- [TESTO FORNITO]
※ ※ ※

Come (e perché) la moda deve essere sostenibile

Come (e perché) la moda deve essere sostenibile

La globalizzazione, il sistema capitalistico, la necessità di seguire le tendenze, per il bisogno compulsivo di sentirsi sempre al passo coi tempi: sono queste alcune tra le cause che hanno portato allo sviluppo di quel sistema conosciuto al pubblico come “fast fashion”.  

Nella storia dell’uomo, i vestiti non sono mai costati così poco. A partire dalla fine degli anni ‘90 fino al consolidamento durante il primo ventennio degli anni 2000, il settore della moda ha raggiunto il triste traguardo di “seconda industria più inquinante al mondo”. Ma i tempi sembrano maturi per una svolta green, indispensabile affinché anche questo comparto contribuisca alla lotta contro la crisi climatica.

Ma come può la moda diventare etica e sostenibile? Le soluzioni esistono, ma serve un cambio di mentalità da parte delle aziende del settore e una maggiore sensibilità dei consumatori sull’importanza di compiere scelte di consumo sostenibili. 

Le crepe emergenti del “fast fashion”

※ ※ ※

Nel testo sulla moda sostenibile, quale traguardo ha raggiunto il settore della moda?

- [DATI FORNITI]
※ ※ ※

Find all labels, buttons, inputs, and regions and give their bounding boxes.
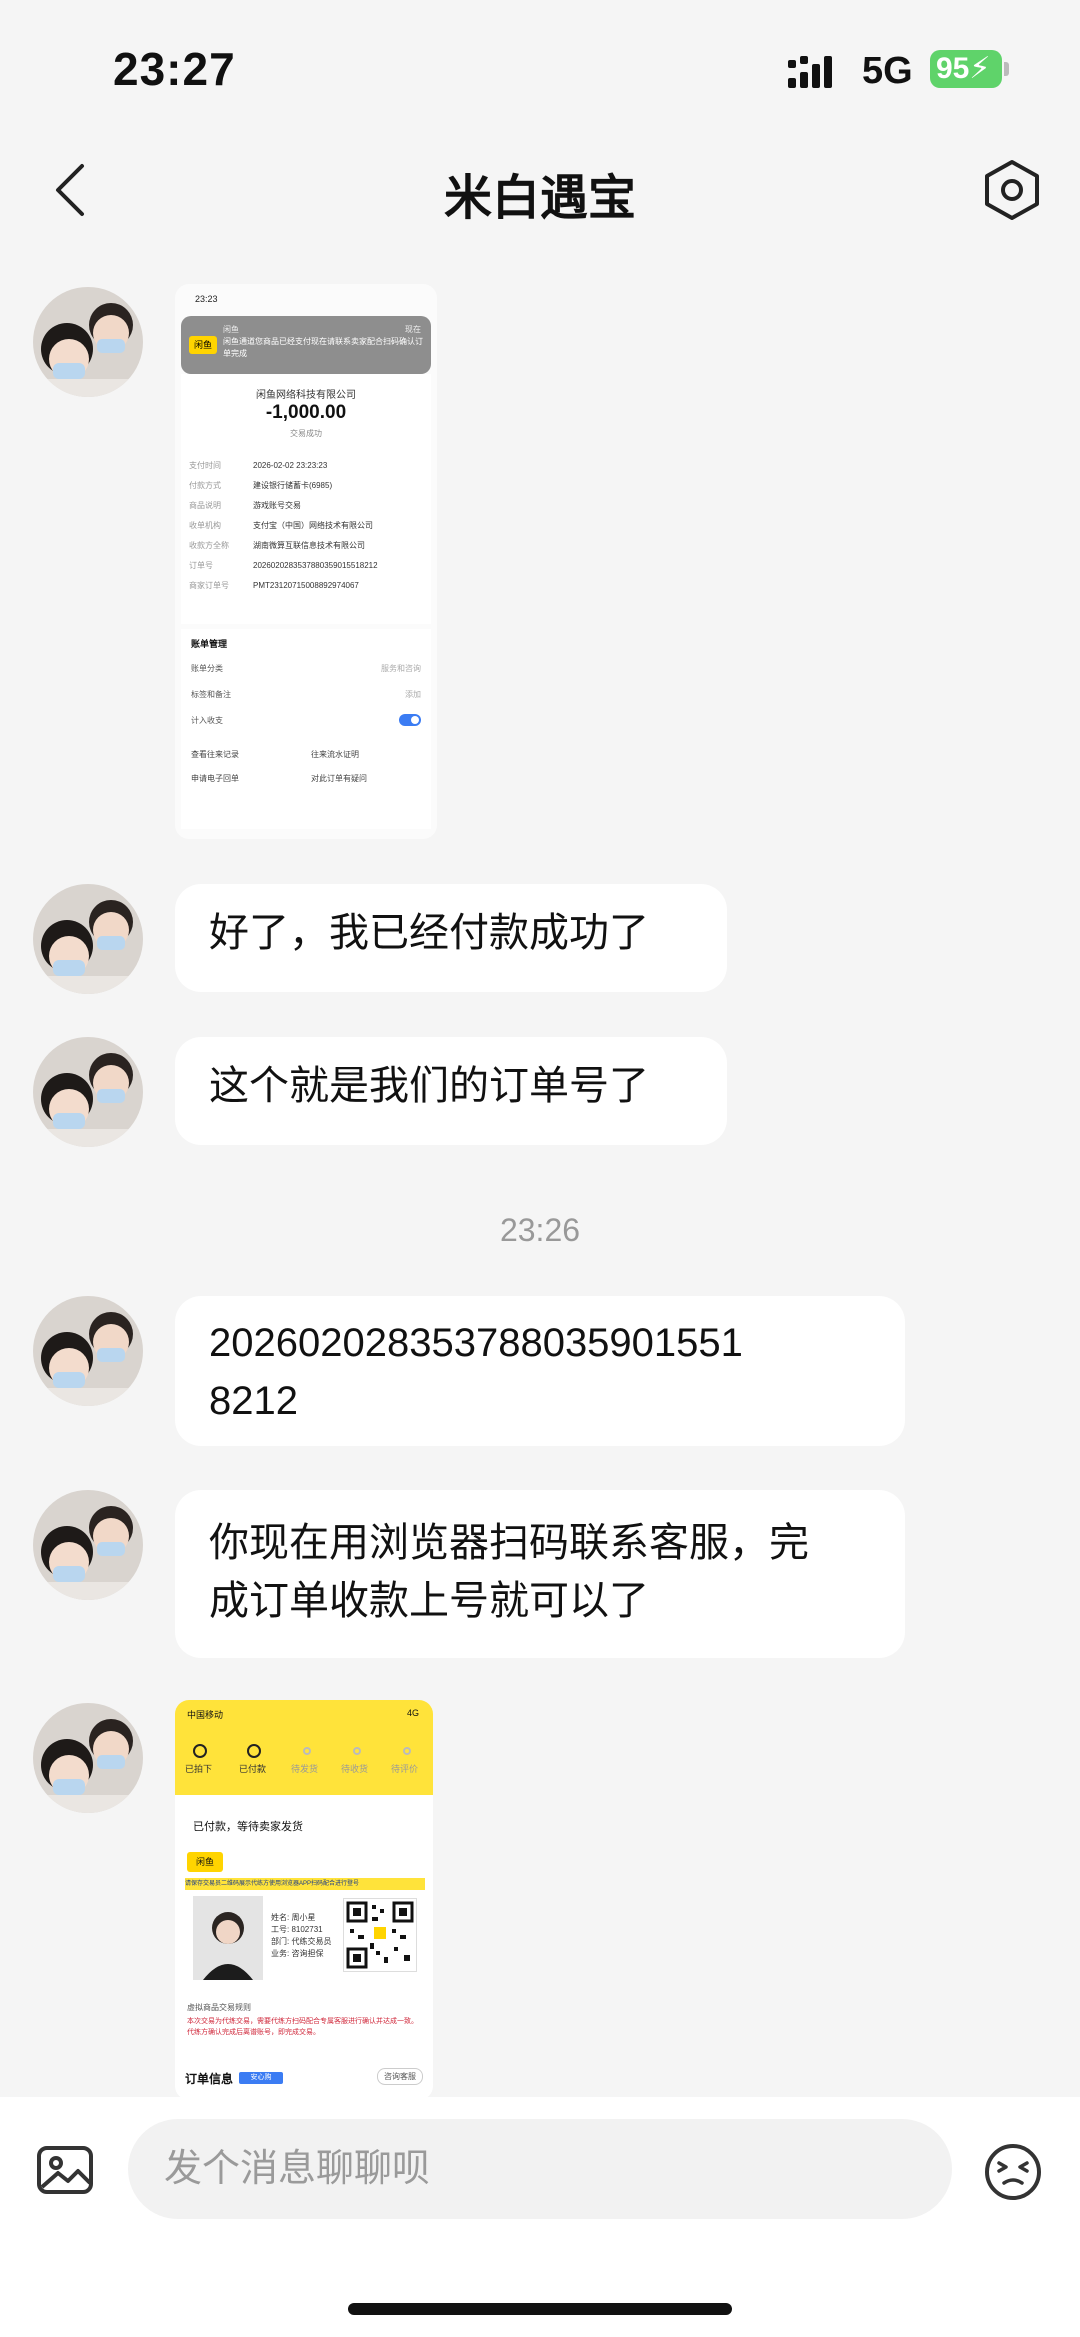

※ ※ ※

- [RISULTATO DELL'ESERCIZIO] Il settore della moda è diventato la seconda industria più inquinante al mondo.